WHAT TO PRODUCE:
Filter the entries below, keeping every line that has the word "Options".

— Begin —

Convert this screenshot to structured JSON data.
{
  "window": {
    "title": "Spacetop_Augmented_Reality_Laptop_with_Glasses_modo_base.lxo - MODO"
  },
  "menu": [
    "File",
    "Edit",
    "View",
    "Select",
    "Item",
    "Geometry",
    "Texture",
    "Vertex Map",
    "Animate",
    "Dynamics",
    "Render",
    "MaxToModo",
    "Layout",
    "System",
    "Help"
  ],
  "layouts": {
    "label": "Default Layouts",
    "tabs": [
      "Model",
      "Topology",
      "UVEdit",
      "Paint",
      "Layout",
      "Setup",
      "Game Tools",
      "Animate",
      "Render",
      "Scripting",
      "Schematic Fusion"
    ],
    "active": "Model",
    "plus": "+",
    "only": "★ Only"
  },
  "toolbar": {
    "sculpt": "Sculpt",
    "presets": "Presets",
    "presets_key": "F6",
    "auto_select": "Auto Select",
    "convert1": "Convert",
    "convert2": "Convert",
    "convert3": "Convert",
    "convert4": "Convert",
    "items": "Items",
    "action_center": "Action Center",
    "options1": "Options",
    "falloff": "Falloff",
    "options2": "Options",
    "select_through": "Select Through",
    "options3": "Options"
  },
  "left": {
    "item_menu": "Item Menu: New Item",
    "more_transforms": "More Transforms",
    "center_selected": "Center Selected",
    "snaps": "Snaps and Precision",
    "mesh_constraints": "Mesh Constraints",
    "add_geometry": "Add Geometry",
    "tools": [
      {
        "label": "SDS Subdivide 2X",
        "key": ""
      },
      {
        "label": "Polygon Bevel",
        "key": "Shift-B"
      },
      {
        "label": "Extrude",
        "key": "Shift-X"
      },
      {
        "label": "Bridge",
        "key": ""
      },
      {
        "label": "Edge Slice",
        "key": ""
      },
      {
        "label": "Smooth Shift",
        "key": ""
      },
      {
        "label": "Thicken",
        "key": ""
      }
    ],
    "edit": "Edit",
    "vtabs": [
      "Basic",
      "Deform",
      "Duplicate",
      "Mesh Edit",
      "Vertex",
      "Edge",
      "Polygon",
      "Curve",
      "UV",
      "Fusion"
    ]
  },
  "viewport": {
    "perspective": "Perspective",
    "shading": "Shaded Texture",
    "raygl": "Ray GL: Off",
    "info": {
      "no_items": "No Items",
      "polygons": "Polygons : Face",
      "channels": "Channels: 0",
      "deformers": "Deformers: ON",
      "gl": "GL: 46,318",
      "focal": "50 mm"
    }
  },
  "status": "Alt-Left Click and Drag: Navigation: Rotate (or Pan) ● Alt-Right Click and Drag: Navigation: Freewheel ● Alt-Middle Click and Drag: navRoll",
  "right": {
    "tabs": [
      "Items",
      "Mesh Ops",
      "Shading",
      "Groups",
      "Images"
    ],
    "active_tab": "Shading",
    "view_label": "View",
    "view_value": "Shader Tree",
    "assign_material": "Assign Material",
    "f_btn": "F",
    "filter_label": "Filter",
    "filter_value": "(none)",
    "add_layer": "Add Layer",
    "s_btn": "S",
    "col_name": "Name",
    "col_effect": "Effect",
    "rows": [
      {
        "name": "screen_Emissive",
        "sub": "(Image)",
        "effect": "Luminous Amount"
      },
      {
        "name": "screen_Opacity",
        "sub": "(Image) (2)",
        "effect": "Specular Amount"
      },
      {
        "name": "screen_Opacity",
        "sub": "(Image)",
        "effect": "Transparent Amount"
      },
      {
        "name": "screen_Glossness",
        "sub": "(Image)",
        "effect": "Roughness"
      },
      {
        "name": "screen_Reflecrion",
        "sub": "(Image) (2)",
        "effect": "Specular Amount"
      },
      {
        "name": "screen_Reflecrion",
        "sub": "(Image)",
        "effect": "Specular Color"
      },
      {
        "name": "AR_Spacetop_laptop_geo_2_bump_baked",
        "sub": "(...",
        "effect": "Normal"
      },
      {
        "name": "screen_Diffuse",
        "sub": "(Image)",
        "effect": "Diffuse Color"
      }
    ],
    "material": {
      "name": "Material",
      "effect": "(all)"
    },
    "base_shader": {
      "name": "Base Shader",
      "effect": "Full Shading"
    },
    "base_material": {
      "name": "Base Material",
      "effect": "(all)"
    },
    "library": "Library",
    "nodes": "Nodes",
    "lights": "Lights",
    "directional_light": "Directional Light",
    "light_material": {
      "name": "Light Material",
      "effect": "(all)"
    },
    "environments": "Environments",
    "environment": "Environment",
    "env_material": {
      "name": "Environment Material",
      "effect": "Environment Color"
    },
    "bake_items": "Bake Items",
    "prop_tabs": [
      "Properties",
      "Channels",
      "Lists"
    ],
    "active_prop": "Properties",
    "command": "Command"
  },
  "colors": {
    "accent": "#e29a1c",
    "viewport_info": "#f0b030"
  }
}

— End —

FINAL RESULT:
    "options1": "Options",
    "options2": "Options",
    "options3": "Options"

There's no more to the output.